→ PROBLEM DETAILS: Quote the records below in full, exactly as given, with the images taken out.

Stored records:
== == ==

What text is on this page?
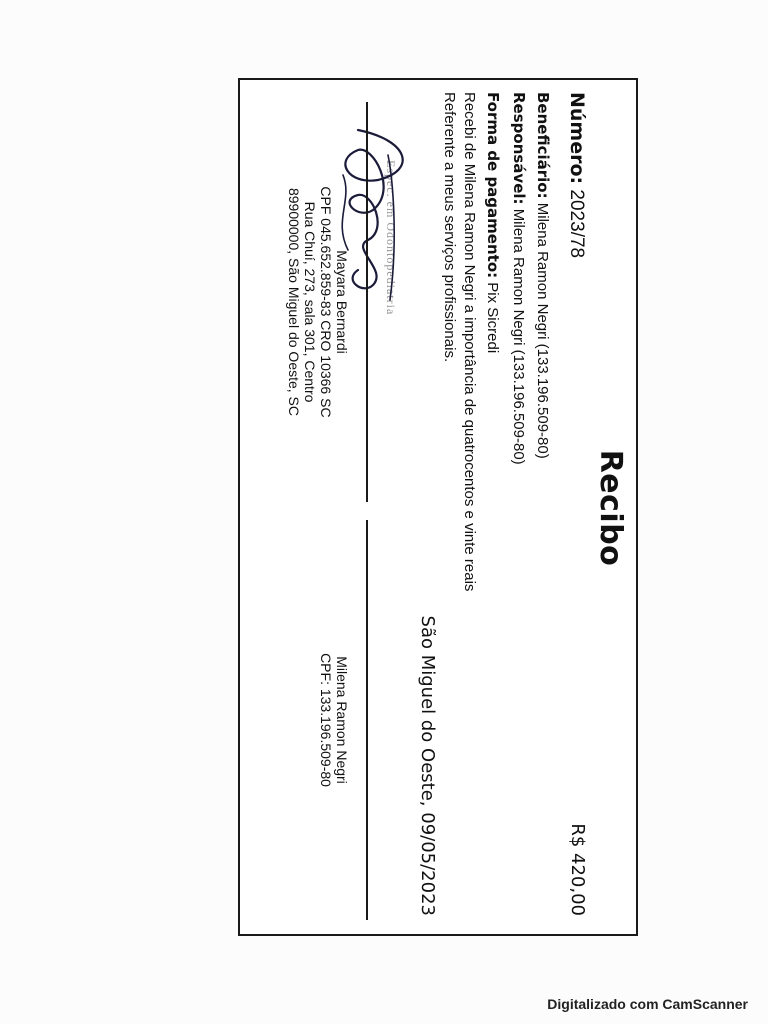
Recibo
R$ 420,00
Número: 2023/78
Beneficiário: Milena Ramon Negri (133.196.509-80)
Responsável: Milena Ramon Negri (133.196.509-80)
Forma de pagamento: Pix Sicredi
Recebi de Milena Ramon Negri a importância de quatrocentos e vinte reais
Referente a meus serviços profissionais.
São Miguel do Oeste, 09/05/2023
Espec. em Odontopediatria
Mayara Bernardi
CPF 045.652.859-83 CRO 10366 SC
Rua Chuí, 273, sala 301, Centro
89900000, São Miguel do Oeste, SC
Milena Ramon Negri
CPF: 133.196.509-80
Digitalizado com CamScanner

== == ==

→ WORKED SOLUTION:
What text is on this page?
Recibo
R$ 420,00
Número: 2023/78
Beneficiário: Milena Ramon Negri (133.196.509-80)
Responsável: Milena Ramon Negri (133.196.509-80)
Forma de pagamento: Pix Sicredi
Recebi de Milena Ramon Negri a importância de quatrocentos e vinte reais
Referente a meus serviços profissionais.
São Miguel do Oeste, 09/05/2023
Espec. em Odontopediatria
Mayara Bernardi
CPF 045.652.859-83 CRO 10366 SC
Rua Chuí, 273, sala 301, Centro
89900000, São Miguel do Oeste, SC
Milena Ramon Negri
CPF: 133.196.509-80
Digitalizado com CamScanner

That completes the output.